Objective: Transcribe all of the material exactly, except for its pictures.

Entries provided:
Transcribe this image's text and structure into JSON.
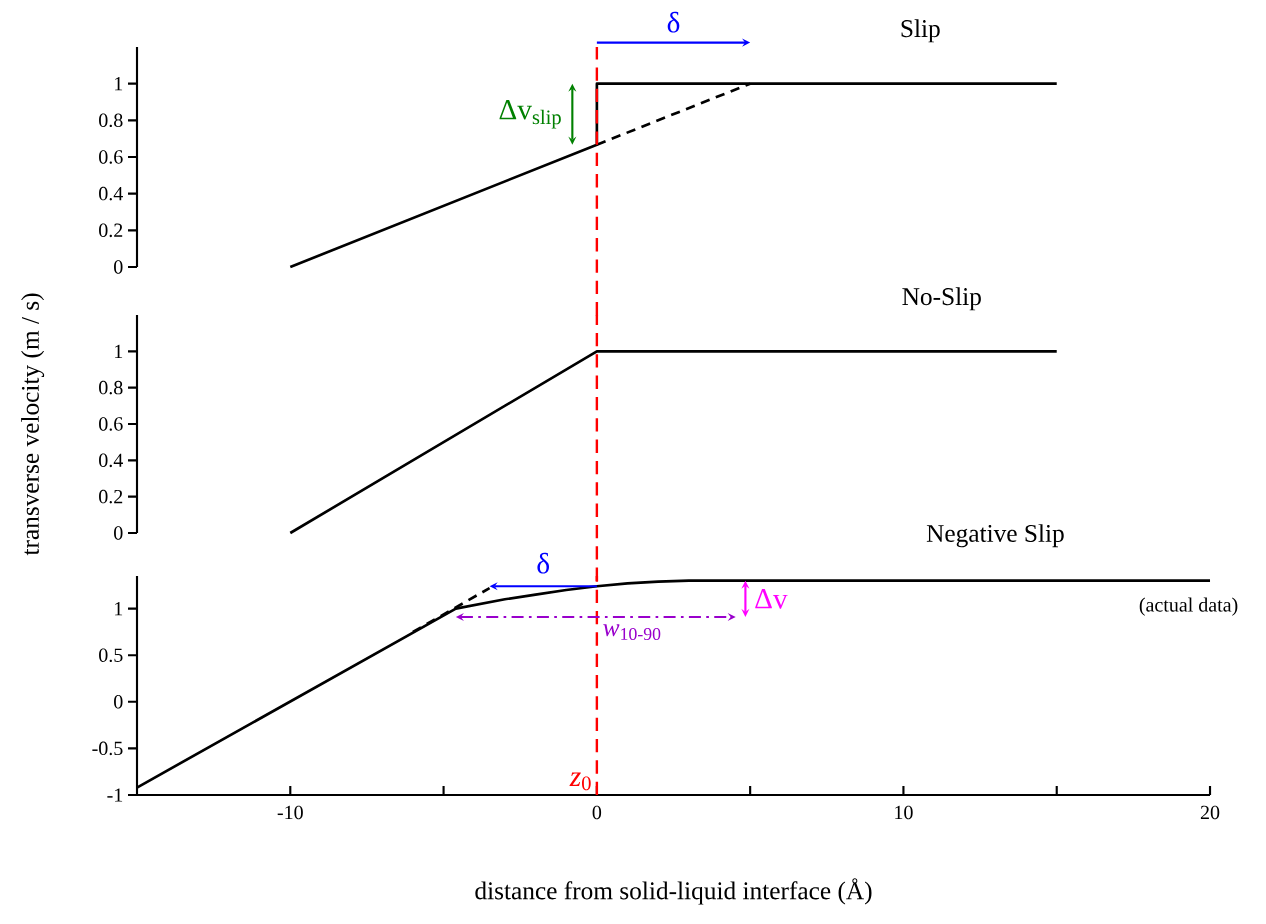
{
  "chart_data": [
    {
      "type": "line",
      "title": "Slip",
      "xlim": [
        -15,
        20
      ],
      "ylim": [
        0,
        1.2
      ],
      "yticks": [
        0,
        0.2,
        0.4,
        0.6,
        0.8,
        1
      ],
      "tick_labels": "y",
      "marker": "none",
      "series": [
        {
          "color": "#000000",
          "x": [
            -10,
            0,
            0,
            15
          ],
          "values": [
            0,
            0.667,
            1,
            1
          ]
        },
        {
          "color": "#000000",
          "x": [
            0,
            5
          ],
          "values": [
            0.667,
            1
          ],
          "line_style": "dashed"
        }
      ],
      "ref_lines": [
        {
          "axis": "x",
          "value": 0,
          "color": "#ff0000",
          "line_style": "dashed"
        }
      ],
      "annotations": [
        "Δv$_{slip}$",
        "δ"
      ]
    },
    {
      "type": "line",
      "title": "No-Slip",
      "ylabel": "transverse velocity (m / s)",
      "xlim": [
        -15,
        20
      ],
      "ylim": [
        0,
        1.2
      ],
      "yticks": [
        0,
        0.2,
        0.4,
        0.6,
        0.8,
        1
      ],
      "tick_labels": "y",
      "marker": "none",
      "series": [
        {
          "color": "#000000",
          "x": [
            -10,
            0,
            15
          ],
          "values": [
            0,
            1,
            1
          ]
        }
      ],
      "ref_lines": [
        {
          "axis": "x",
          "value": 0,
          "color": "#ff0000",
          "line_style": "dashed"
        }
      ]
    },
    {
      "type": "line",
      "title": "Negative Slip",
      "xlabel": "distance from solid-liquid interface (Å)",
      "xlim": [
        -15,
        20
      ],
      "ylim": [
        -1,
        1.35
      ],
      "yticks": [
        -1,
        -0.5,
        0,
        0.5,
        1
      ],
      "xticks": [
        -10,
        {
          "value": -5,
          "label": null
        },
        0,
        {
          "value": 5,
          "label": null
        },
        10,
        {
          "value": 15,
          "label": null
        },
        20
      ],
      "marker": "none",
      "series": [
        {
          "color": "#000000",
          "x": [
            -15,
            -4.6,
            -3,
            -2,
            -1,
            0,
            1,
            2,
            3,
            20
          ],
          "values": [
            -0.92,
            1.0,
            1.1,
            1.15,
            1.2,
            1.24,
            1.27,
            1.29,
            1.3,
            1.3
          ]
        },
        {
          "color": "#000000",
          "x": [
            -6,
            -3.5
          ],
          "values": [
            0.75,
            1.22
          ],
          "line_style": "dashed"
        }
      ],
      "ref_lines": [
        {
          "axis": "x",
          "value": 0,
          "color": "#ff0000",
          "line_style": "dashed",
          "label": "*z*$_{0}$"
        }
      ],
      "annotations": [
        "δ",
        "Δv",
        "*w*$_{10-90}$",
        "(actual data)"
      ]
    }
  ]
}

Complete response:
Transcribe this image's text and structure into JSON.
{
  "chart_data": [
    {
      "type": "line",
      "title": "Slip",
      "xlim": [
        -15,
        20
      ],
      "ylim": [
        0,
        1.2
      ],
      "yticks": [
        0,
        0.2,
        0.4,
        0.6,
        0.8,
        1
      ],
      "tick_labels": "y",
      "marker": "none",
      "series": [
        {
          "color": "#000000",
          "x": [
            -10,
            0,
            0,
            15
          ],
          "values": [
            0,
            0.667,
            1,
            1
          ]
        },
        {
          "color": "#000000",
          "x": [
            0,
            5
          ],
          "values": [
            0.667,
            1
          ],
          "line_style": "dashed"
        }
      ],
      "ref_lines": [
        {
          "axis": "x",
          "value": 0,
          "color": "#ff0000",
          "line_style": "dashed"
        }
      ],
      "annotations": [
        "Δv$_{slip}$",
        "δ"
      ]
    },
    {
      "type": "line",
      "title": "No-Slip",
      "ylabel": "transverse velocity (m / s)",
      "xlim": [
        -15,
        20
      ],
      "ylim": [
        0,
        1.2
      ],
      "yticks": [
        0,
        0.2,
        0.4,
        0.6,
        0.8,
        1
      ],
      "tick_labels": "y",
      "marker": "none",
      "series": [
        {
          "color": "#000000",
          "x": [
            -10,
            0,
            15
          ],
          "values": [
            0,
            1,
            1
          ]
        }
      ],
      "ref_lines": [
        {
          "axis": "x",
          "value": 0,
          "color": "#ff0000",
          "line_style": "dashed"
        }
      ]
    },
    {
      "type": "line",
      "title": "Negative Slip",
      "xlabel": "distance from solid-liquid interface (Å)",
      "xlim": [
        -15,
        20
      ],
      "ylim": [
        -1,
        1.35
      ],
      "yticks": [
        -1,
        -0.5,
        0,
        0.5,
        1
      ],
      "xticks": [
        -10,
        {
          "value": -5,
          "label": null
        },
        0,
        {
          "value": 5,
          "label": null
        },
        10,
        {
          "value": 15,
          "label": null
        },
        20
      ],
      "marker": "none",
      "series": [
        {
          "color": "#000000",
          "x": [
            -15,
            -4.6,
            -3,
            -2,
            -1,
            0,
            1,
            2,
            3,
            20
          ],
          "values": [
            -0.92,
            1.0,
            1.1,
            1.15,
            1.2,
            1.24,
            1.27,
            1.29,
            1.3,
            1.3
          ]
        },
        {
          "color": "#000000",
          "x": [
            -6,
            -3.5
          ],
          "values": [
            0.75,
            1.22
          ],
          "line_style": "dashed"
        }
      ],
      "ref_lines": [
        {
          "axis": "x",
          "value": 0,
          "color": "#ff0000",
          "line_style": "dashed",
          "label": "*z*$_{0}$"
        }
      ],
      "annotations": [
        "δ",
        "Δv",
        "*w*$_{10-90}$",
        "(actual data)"
      ]
    }
  ]
}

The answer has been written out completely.